◆ WHAT IS REQUIRED: Keep only those lines of the records that include the string "Bear".

◆ RECORDED INFORMATION:
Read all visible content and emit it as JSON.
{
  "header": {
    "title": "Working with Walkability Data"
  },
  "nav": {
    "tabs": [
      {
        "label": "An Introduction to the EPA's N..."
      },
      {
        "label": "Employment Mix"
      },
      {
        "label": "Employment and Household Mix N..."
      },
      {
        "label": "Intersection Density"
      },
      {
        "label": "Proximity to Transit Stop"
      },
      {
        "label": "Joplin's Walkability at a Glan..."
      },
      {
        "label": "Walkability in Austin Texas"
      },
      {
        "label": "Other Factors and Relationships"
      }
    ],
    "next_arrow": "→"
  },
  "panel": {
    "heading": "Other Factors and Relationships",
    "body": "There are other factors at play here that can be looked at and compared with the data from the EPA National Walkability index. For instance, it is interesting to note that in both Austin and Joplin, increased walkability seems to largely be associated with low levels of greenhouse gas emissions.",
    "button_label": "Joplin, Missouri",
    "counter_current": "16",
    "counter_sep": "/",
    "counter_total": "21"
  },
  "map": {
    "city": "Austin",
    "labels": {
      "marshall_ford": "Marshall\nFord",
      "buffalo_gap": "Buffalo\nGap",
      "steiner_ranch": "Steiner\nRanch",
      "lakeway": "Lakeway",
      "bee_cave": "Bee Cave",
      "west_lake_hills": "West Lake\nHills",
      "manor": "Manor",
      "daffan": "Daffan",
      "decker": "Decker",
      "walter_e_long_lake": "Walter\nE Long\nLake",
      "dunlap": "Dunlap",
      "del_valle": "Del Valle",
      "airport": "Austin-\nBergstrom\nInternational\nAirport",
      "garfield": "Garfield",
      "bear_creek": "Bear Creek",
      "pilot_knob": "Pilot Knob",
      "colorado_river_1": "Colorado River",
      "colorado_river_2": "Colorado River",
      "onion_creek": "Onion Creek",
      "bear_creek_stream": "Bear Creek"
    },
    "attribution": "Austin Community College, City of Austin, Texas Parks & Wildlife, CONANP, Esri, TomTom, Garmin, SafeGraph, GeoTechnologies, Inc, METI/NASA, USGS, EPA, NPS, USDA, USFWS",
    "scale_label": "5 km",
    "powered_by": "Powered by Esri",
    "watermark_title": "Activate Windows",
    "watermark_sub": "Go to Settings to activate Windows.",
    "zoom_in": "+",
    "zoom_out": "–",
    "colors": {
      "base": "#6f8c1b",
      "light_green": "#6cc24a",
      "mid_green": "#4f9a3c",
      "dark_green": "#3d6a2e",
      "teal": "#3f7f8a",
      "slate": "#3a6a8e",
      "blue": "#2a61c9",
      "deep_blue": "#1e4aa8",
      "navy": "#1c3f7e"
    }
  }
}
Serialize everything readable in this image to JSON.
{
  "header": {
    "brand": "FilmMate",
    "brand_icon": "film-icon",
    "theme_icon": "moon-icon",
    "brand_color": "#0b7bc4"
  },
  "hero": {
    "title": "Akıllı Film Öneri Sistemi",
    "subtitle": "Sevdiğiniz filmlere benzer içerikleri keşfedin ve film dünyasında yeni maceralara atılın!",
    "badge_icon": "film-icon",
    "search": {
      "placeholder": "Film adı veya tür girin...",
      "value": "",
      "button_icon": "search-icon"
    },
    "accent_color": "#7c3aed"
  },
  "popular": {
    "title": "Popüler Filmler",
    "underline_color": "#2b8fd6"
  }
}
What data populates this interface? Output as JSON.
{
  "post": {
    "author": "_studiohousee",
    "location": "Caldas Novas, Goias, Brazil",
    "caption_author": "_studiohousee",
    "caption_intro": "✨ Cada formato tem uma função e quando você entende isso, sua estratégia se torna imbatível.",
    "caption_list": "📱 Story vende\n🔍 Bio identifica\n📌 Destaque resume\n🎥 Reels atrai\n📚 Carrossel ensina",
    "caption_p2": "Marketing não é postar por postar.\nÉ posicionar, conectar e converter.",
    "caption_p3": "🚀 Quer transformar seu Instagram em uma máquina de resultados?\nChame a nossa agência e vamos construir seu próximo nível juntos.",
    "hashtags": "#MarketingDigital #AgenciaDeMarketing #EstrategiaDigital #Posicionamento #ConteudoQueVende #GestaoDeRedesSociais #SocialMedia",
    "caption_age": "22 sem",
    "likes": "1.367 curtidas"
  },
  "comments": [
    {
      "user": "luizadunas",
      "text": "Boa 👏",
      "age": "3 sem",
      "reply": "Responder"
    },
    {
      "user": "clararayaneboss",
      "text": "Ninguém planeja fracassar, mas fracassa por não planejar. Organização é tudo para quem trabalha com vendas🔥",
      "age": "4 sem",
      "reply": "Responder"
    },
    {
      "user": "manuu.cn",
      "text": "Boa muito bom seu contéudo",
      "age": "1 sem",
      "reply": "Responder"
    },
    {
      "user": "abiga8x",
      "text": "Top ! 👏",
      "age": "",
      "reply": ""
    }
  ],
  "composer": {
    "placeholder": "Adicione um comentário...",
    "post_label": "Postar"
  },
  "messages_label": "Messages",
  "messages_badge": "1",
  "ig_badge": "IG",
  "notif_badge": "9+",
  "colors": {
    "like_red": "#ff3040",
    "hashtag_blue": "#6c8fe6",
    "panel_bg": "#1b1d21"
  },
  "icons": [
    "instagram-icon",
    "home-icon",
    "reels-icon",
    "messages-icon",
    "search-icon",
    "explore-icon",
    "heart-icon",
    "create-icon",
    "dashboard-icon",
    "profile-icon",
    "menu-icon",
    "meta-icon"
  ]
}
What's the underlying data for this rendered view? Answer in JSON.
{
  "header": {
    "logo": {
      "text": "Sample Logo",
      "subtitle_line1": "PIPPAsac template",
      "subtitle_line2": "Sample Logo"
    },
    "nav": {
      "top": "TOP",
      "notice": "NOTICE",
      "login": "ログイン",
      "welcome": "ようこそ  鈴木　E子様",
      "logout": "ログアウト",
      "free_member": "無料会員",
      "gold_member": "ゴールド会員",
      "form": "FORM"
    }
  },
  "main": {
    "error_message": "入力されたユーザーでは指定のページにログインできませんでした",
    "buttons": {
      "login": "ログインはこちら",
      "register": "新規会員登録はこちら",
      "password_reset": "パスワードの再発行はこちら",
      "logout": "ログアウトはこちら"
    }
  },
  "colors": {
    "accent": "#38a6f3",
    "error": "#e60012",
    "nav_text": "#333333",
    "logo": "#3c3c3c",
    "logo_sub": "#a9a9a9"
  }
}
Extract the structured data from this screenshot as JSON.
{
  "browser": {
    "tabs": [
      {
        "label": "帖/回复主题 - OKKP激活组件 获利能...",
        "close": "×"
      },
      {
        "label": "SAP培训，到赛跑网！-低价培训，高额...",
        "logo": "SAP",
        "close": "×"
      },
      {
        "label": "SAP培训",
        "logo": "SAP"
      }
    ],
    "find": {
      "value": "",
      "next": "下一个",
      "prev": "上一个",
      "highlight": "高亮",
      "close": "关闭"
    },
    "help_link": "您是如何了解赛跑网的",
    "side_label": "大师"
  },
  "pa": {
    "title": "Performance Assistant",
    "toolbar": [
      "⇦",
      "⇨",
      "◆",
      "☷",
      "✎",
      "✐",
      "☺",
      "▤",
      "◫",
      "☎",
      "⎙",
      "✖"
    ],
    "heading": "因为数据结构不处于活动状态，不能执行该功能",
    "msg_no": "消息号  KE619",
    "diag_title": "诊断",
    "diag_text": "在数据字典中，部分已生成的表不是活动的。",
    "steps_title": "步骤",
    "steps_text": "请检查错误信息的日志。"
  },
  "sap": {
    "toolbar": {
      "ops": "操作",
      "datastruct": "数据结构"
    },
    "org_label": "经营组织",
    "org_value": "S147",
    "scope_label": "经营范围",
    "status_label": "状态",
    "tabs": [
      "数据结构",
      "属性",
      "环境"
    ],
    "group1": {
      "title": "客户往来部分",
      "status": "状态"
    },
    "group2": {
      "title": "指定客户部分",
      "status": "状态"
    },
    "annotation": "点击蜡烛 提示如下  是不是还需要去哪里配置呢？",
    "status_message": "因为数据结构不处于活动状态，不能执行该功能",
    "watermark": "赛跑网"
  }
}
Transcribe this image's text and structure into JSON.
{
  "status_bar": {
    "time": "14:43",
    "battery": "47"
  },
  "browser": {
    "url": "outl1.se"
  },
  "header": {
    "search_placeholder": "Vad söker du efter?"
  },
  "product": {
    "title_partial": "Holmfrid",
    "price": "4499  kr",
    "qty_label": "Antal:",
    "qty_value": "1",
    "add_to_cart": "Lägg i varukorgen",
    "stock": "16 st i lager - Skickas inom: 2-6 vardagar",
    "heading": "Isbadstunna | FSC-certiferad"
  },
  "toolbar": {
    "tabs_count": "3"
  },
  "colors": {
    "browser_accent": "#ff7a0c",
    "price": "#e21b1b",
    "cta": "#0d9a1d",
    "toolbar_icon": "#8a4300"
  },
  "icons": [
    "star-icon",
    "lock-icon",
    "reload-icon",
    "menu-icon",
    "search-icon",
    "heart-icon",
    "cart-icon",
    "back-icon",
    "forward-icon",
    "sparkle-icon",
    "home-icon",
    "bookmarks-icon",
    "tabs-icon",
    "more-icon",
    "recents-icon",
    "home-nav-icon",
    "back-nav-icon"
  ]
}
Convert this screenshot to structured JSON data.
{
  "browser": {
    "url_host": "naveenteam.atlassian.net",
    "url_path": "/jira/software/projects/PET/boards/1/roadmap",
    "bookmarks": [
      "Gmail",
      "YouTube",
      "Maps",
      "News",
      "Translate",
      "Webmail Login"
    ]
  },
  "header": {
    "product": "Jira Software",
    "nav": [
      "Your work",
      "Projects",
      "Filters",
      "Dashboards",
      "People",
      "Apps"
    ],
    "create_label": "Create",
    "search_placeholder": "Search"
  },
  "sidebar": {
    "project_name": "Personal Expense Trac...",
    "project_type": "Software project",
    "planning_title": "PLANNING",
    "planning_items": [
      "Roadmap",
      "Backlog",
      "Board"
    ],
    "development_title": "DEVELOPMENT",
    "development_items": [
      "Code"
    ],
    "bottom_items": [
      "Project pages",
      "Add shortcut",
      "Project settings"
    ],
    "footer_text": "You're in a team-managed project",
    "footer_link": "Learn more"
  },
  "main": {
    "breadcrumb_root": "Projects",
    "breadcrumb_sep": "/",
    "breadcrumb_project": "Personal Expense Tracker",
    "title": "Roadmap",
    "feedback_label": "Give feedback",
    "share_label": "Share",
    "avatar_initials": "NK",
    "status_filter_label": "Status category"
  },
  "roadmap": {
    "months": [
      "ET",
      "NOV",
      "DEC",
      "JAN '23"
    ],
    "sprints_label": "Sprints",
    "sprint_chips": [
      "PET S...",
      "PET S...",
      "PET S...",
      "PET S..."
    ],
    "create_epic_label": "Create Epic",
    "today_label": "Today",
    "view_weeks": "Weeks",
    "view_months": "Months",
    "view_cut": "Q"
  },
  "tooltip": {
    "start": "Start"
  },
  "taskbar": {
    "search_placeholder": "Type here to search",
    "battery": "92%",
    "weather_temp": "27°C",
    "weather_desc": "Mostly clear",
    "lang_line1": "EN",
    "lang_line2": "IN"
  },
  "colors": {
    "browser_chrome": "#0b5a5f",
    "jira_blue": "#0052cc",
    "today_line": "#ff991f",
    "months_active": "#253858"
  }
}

◆ TASK RESULT:
      "bear_creek": "Bear Creek",
      "bear_creek_stream": "Bear Creek"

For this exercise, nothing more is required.